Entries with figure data

· · · · ·

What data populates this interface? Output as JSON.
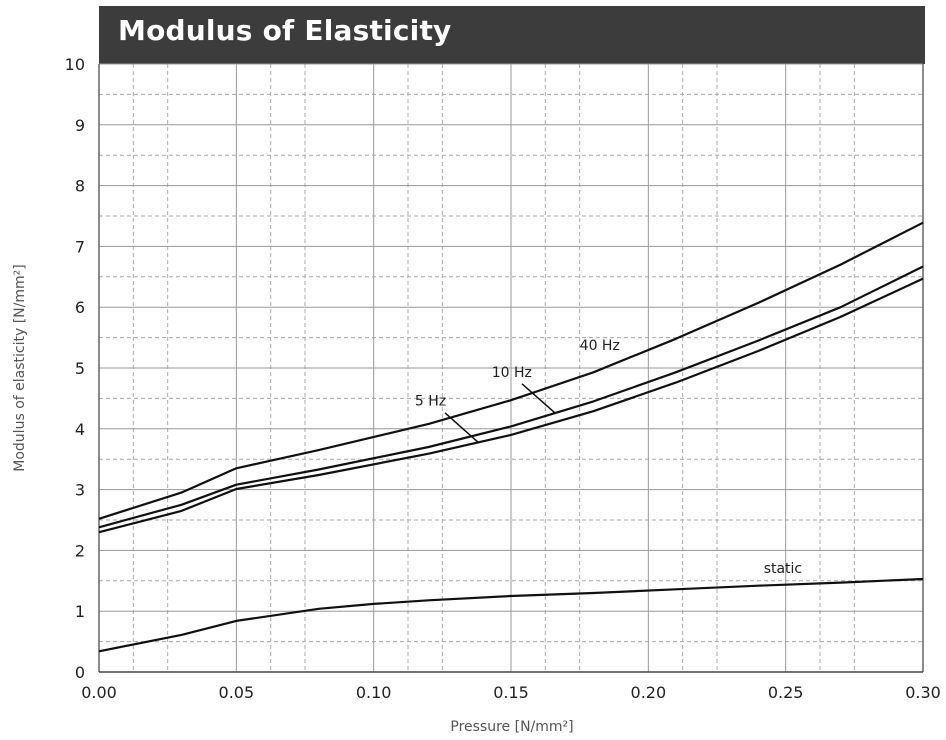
{
  "chart_data": {
    "type": "line",
    "title": "Modulus of Elasticity",
    "xlabel": "Pressure [N/mm²]",
    "ylabel": "Modulus of elasticity [N/mm²]",
    "xlim": [
      0,
      0.3
    ],
    "ylim": [
      0,
      10
    ],
    "x_ticks": [
      "0.00",
      "0.05",
      "0.10",
      "0.15",
      "0.20",
      "0.25",
      "0.30"
    ],
    "y_ticks": [
      "0",
      "1",
      "2",
      "3",
      "4",
      "5",
      "6",
      "7",
      "8",
      "9",
      "10"
    ],
    "grid": true,
    "series": [
      {
        "name": "40 Hz",
        "x": [
          0,
          0.03,
          0.05,
          0.08,
          0.12,
          0.15,
          0.18,
          0.21,
          0.24,
          0.27,
          0.3
        ],
        "y": [
          2.52,
          2.95,
          3.35,
          3.65,
          4.08,
          4.47,
          4.93,
          5.48,
          6.07,
          6.7,
          7.39
        ]
      },
      {
        "name": "10 Hz",
        "x": [
          0,
          0.03,
          0.05,
          0.08,
          0.12,
          0.15,
          0.18,
          0.21,
          0.24,
          0.27,
          0.3
        ],
        "y": [
          2.38,
          2.75,
          3.08,
          3.33,
          3.7,
          4.04,
          4.45,
          4.93,
          5.45,
          6.0,
          6.67
        ]
      },
      {
        "name": "5 Hz",
        "x": [
          0,
          0.03,
          0.05,
          0.08,
          0.12,
          0.15,
          0.18,
          0.21,
          0.24,
          0.27,
          0.3
        ],
        "y": [
          2.3,
          2.65,
          3.01,
          3.24,
          3.59,
          3.9,
          4.29,
          4.76,
          5.28,
          5.84,
          6.47
        ]
      },
      {
        "name": "static",
        "x": [
          0,
          0.03,
          0.05,
          0.08,
          0.1,
          0.12,
          0.15,
          0.18,
          0.21,
          0.24,
          0.27,
          0.3
        ],
        "y": [
          0.34,
          0.61,
          0.84,
          1.04,
          1.12,
          1.18,
          1.25,
          1.3,
          1.36,
          1.42,
          1.47,
          1.53
        ]
      }
    ]
  }
}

· · · · ·

Directions: Without the pictures, write out every entry precisely as it appears.

Answer for the task:
What data populates this interface? Output as JSON.
{
  "chart_data": {
    "type": "line",
    "title": "Modulus of Elasticity",
    "xlabel": "Pressure [N/mm²]",
    "ylabel": "Modulus of elasticity [N/mm²]",
    "xlim": [
      0,
      0.3
    ],
    "ylim": [
      0,
      10
    ],
    "x_ticks": [
      "0.00",
      "0.05",
      "0.10",
      "0.15",
      "0.20",
      "0.25",
      "0.30"
    ],
    "y_ticks": [
      "0",
      "1",
      "2",
      "3",
      "4",
      "5",
      "6",
      "7",
      "8",
      "9",
      "10"
    ],
    "grid": true,
    "series": [
      {
        "name": "40 Hz",
        "x": [
          0,
          0.03,
          0.05,
          0.08,
          0.12,
          0.15,
          0.18,
          0.21,
          0.24,
          0.27,
          0.3
        ],
        "y": [
          2.52,
          2.95,
          3.35,
          3.65,
          4.08,
          4.47,
          4.93,
          5.48,
          6.07,
          6.7,
          7.39
        ]
      },
      {
        "name": "10 Hz",
        "x": [
          0,
          0.03,
          0.05,
          0.08,
          0.12,
          0.15,
          0.18,
          0.21,
          0.24,
          0.27,
          0.3
        ],
        "y": [
          2.38,
          2.75,
          3.08,
          3.33,
          3.7,
          4.04,
          4.45,
          4.93,
          5.45,
          6.0,
          6.67
        ]
      },
      {
        "name": "5 Hz",
        "x": [
          0,
          0.03,
          0.05,
          0.08,
          0.12,
          0.15,
          0.18,
          0.21,
          0.24,
          0.27,
          0.3
        ],
        "y": [
          2.3,
          2.65,
          3.01,
          3.24,
          3.59,
          3.9,
          4.29,
          4.76,
          5.28,
          5.84,
          6.47
        ]
      },
      {
        "name": "static",
        "x": [
          0,
          0.03,
          0.05,
          0.08,
          0.1,
          0.12,
          0.15,
          0.18,
          0.21,
          0.24,
          0.27,
          0.3
        ],
        "y": [
          0.34,
          0.61,
          0.84,
          1.04,
          1.12,
          1.18,
          1.25,
          1.3,
          1.36,
          1.42,
          1.47,
          1.53
        ]
      }
    ]
  }
}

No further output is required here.